### Directive
Print the records below word for word, but leave out the pictures.

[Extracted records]
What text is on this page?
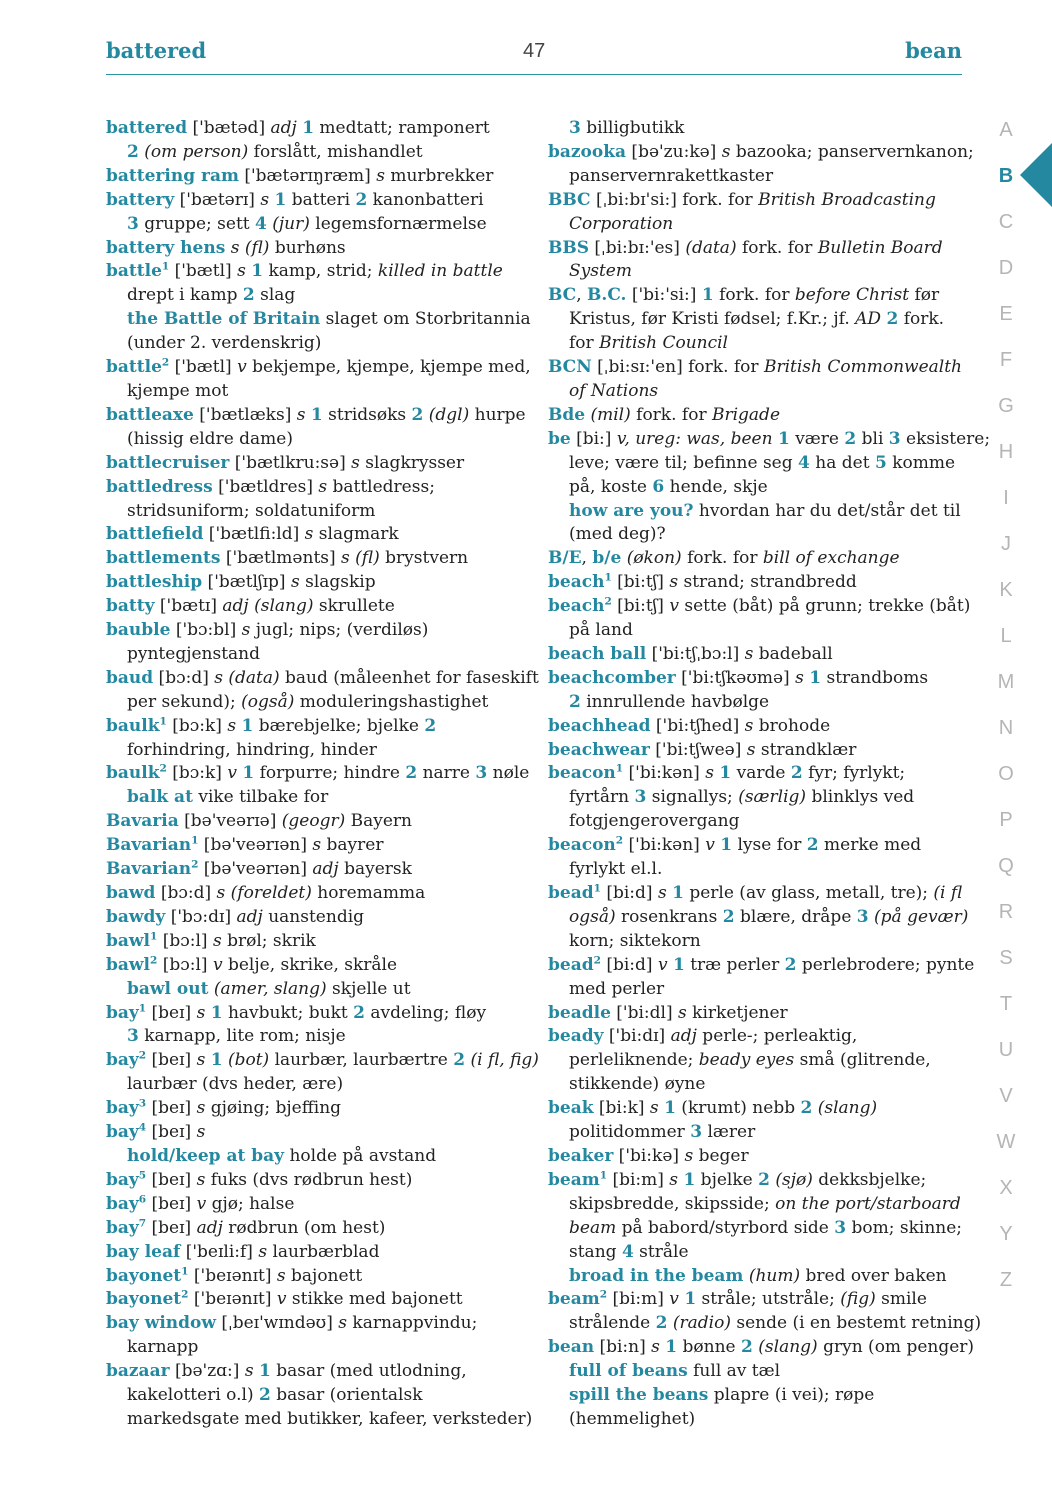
battered	47	bean
battered ['bætəd] adj 1 medtatt; ramponert
2 (om person) forslått, mishandlet
battering ram ['bætərɪŋræm] s murbrekker
battery ['bætərɪ] s 1 batteri 2 kanonbatteri
3 gruppe; sett 4 (jur) legemsfornærmelse
battery hens s (fl) burhøns
battle$^1$ ['bætl] s 1 kamp, strid; killed in battle
drept i kamp 2 slag
the Battle of Britain slaget om Storbritannia
(under 2. verdenskrig)
battle$^2$ ['bætl] v bekjempe, kjempe, kjempe med,
kjempe mot
battleaxe ['bætlæks] s 1 stridsøks 2 (dgl) hurpe
(hissig eldre dame)
battlecruiser ['bætlkru:sə] s slagkrysser
battledress ['bætldres] s battledress;
stridsuniform; soldatuniform
battlefield ['bætlfi:ld] s slagmark
battlements ['bætlmənts] s (fl) brystvern
battleship ['bætlʃɪp] s slagskip
batty ['bætɪ] adj (slang) skrullete
bauble ['bɔ:bl] s jugl; nips; (verdiløs)
pyntegjenstand
baud [bɔ:d] s (data) baud (måleenhet for faseskift
per sekund); (også) moduleringshastighet
baulk$^1$ [bɔ:k] s 1 bærebjelke; bjelke 2
forhindring, hindring, hinder
baulk$^2$ [bɔ:k] v 1 forpurre; hindre 2 narre 3 nøle
balk at vike tilbake for
Bavaria [bə'veərɪə] (geogr) Bayern
Bavarian$^1$ [bə'veərɪən] s bayrer
Bavarian$^2$ [bə'veərɪən] adj bayersk
bawd [bɔ:d] s (foreldet) horemamma
bawdy ['bɔ:dɪ] adj uanstendig
bawl$^1$ [bɔ:l] s brøl; skrik
bawl$^2$ [bɔ:l] v belje, skrike, skråle
bawl out (amer, slang) skjelle ut
bay$^1$ [beɪ] s 1 havbukt; bukt 2 avdeling; fløy
3 karnapp, lite rom; nisje
bay$^2$ [beɪ] s 1 (bot) laurbær, laurbærtre 2 (i fl, fig)
laurbær (dvs heder, ære)
bay$^3$ [beɪ] s gjøing; bjeffing
bay$^4$ [beɪ] s
hold/keep at bay holde på avstand
bay$^5$ [beɪ] s fuks (dvs rødbrun hest)
bay$^6$ [beɪ] v gjø; halse
bay$^7$ [beɪ] adj rødbrun (om hest)
bay leaf ['beɪli:f] s laurbærblad
bayonet$^1$ ['beɪənɪt] s bajonett
bayonet$^2$ ['beɪənɪt] v stikke med bajonett
bay window [ˌbeɪ'wɪndəʊ] s karnappvindu;
karnapp
bazaar [bə'zɑ:] s 1 basar (med utlodning,
kakelotteri o.l) 2 basar (orientalsk
markedsgate med butikker, kafeer, verksteder)
3 billigbutikk
bazooka [bə'zu:kə] s bazooka; panservernkanon;
panservernrakettkaster
BBC [ˌbi:bɪ'si:] fork. for British Broadcasting
Corporation
BBS [ˌbi:bɪ:'es] (data) fork. for Bulletin Board
System
BC, B.C. ['bi:'si:] 1 fork. for before Christ før
Kristus, før Kristi fødsel; f.Kr.; jf. AD 2 fork.
for British Council
BCN [ˌbi:sɪ:'en] fork. for British Commonwealth
of Nations
Bde (mil) fork. for Brigade
be [bi:] v, ureg: was, been 1 være 2 bli 3 eksistere;
leve; være til; befinne seg 4 ha det 5 komme
på, koste 6 hende, skje
how are you? hvordan har du det/står det til
(med deg)?
B/E, b/e (økon) fork. for bill of exchange
beach$^1$ [bi:tʃ] s strand; strandbredd
beach$^2$ [bi:tʃ] v sette (båt) på grunn; trekke (båt)
på land
beach ball ['bi:tʃˌbɔ:l] s badeball
beachcomber ['bi:tʃkəʊmə] s 1 strandboms
2 innrullende havbølge
beachhead ['bi:tʃhed] s brohode
beachwear ['bi:tʃweə] s strandklær
beacon$^1$ ['bi:kən] s 1 varde 2 fyr; fyrlykt;
fyrtårn 3 signallys; (særlig) blinklys ved
fotgjengerovergang
beacon$^2$ ['bi:kən] v 1 lyse for 2 merke med
fyrlykt el.l.
bead$^1$ [bi:d] s 1 perle (av glass, metall, tre); (i fl
også) rosenkrans 2 blære, dråpe 3 (på gevær)
korn; siktekorn
bead$^2$ [bi:d] v 1 træ perler 2 perlebrodere; pynte
med perler
beadle ['bi:dl] s kirketjener
beady ['bi:dɪ] adj perle-; perleaktig,
perleliknende; beady eyes små (glitrende,
stikkende) øyne
beak [bi:k] s 1 (krumt) nebb 2 (slang)
politidommer 3 lærer
beaker ['bi:kə] s beger
beam$^1$ [bi:m] s 1 bjelke 2 (sjø) dekksbjelke;
skipsbredde, skipsside; on the port/starboard
beam på babord/styrbord side 3 bom; skinne;
stang 4 stråle
broad in the beam (hum) bred over baken
beam$^2$ [bi:m] v 1 stråle; utstråle; (fig) smile
strålende 2 (radio) sende (i en bestemt retning)
bean [bi:n] s 1 bønne 2 (slang) gryn (om penger)
full of beans full av tæl
spill the beans plapre (i vei); røpe
(hemmelighet)
A
B
C
D
E
F
G
H
I
J
K
L
M
N
O
P
Q
R
S
T
U
V
W
X
Y
Z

### Written response
What text is on this page?
battered	47	bean
battered ['bætəd] adj 1 medtatt; ramponert
2 (om person) forslått, mishandlet
battering ram ['bætərɪŋræm] s murbrekker
battery ['bætərɪ] s 1 batteri 2 kanonbatteri
3 gruppe; sett 4 (jur) legemsfornærmelse
battery hens s (fl) burhøns
battle$^1$ ['bætl] s 1 kamp, strid; killed in battle
drept i kamp 2 slag
the Battle of Britain slaget om Storbritannia
(under 2. verdenskrig)
battle$^2$ ['bætl] v bekjempe, kjempe, kjempe med,
kjempe mot
battleaxe ['bætlæks] s 1 stridsøks 2 (dgl) hurpe
(hissig eldre dame)
battlecruiser ['bætlkru:sə] s slagkrysser
battledress ['bætldres] s battledress;
stridsuniform; soldatuniform
battlefield ['bætlfi:ld] s slagmark
battlements ['bætlmənts] s (fl) brystvern
battleship ['bætlʃɪp] s slagskip
batty ['bætɪ] adj (slang) skrullete
bauble ['bɔ:bl] s jugl; nips; (verdiløs)
pyntegjenstand
baud [bɔ:d] s (data) baud (måleenhet for faseskift
per sekund); (også) moduleringshastighet
baulk$^1$ [bɔ:k] s 1 bærebjelke; bjelke 2
forhindring, hindring, hinder
baulk$^2$ [bɔ:k] v 1 forpurre; hindre 2 narre 3 nøle
balk at vike tilbake for
Bavaria [bə'veərɪə] (geogr) Bayern
Bavarian$^1$ [bə'veərɪən] s bayrer
Bavarian$^2$ [bə'veərɪən] adj bayersk
bawd [bɔ:d] s (foreldet) horemamma
bawdy ['bɔ:dɪ] adj uanstendig
bawl$^1$ [bɔ:l] s brøl; skrik
bawl$^2$ [bɔ:l] v belje, skrike, skråle
bawl out (amer, slang) skjelle ut
bay$^1$ [beɪ] s 1 havbukt; bukt 2 avdeling; fløy
3 karnapp, lite rom; nisje
bay$^2$ [beɪ] s 1 (bot) laurbær, laurbærtre 2 (i fl, fig)
laurbær (dvs heder, ære)
bay$^3$ [beɪ] s gjøing; bjeffing
bay$^4$ [beɪ] s
hold/keep at bay holde på avstand
bay$^5$ [beɪ] s fuks (dvs rødbrun hest)
bay$^6$ [beɪ] v gjø; halse
bay$^7$ [beɪ] adj rødbrun (om hest)
bay leaf ['beɪli:f] s laurbærblad
bayonet$^1$ ['beɪənɪt] s bajonett
bayonet$^2$ ['beɪənɪt] v stikke med bajonett
bay window [ˌbeɪ'wɪndəʊ] s karnappvindu;
karnapp
bazaar [bə'zɑ:] s 1 basar (med utlodning,
kakelotteri o.l) 2 basar (orientalsk
markedsgate med butikker, kafeer, verksteder)
3 billigbutikk
bazooka [bə'zu:kə] s bazooka; panservernkanon;
panservernrakettkaster
BBC [ˌbi:bɪ'si:] fork. for British Broadcasting
Corporation
BBS [ˌbi:bɪ:'es] (data) fork. for Bulletin Board
System
BC, B.C. ['bi:'si:] 1 fork. for before Christ før
Kristus, før Kristi fødsel; f.Kr.; jf. AD 2 fork.
for British Council
BCN [ˌbi:sɪ:'en] fork. for British Commonwealth
of Nations
Bde (mil) fork. for Brigade
be [bi:] v, ureg: was, been 1 være 2 bli 3 eksistere;
leve; være til; befinne seg 4 ha det 5 komme
på, koste 6 hende, skje
how are you? hvordan har du det/står det til
(med deg)?
B/E, b/e (økon) fork. for bill of exchange
beach$^1$ [bi:tʃ] s strand; strandbredd
beach$^2$ [bi:tʃ] v sette (båt) på grunn; trekke (båt)
på land
beach ball ['bi:tʃˌbɔ:l] s badeball
beachcomber ['bi:tʃkəʊmə] s 1 strandboms
2 innrullende havbølge
beachhead ['bi:tʃhed] s brohode
beachwear ['bi:tʃweə] s strandklær
beacon$^1$ ['bi:kən] s 1 varde 2 fyr; fyrlykt;
fyrtårn 3 signallys; (særlig) blinklys ved
fotgjengerovergang
beacon$^2$ ['bi:kən] v 1 lyse for 2 merke med
fyrlykt el.l.
bead$^1$ [bi:d] s 1 perle (av glass, metall, tre); (i fl
også) rosenkrans 2 blære, dråpe 3 (på gevær)
korn; siktekorn
bead$^2$ [bi:d] v 1 træ perler 2 perlebrodere; pynte
med perler
beadle ['bi:dl] s kirketjener
beady ['bi:dɪ] adj perle-; perleaktig,
perleliknende; beady eyes små (glitrende,
stikkende) øyne
beak [bi:k] s 1 (krumt) nebb 2 (slang)
politidommer 3 lærer
beaker ['bi:kə] s beger
beam$^1$ [bi:m] s 1 bjelke 2 (sjø) dekksbjelke;
skipsbredde, skipsside; on the port/starboard
beam på babord/styrbord side 3 bom; skinne;
stang 4 stråle
broad in the beam (hum) bred over baken
beam$^2$ [bi:m] v 1 stråle; utstråle; (fig) smile
strålende 2 (radio) sende (i en bestemt retning)
bean [bi:n] s 1 bønne 2 (slang) gryn (om penger)
full of beans full av tæl
spill the beans plapre (i vei); røpe
(hemmelighet)
A
B
C
D
E
F
G
H
I
J
K
L
M
N
O
P
Q
R
S
T
U
V
W
X
Y
Z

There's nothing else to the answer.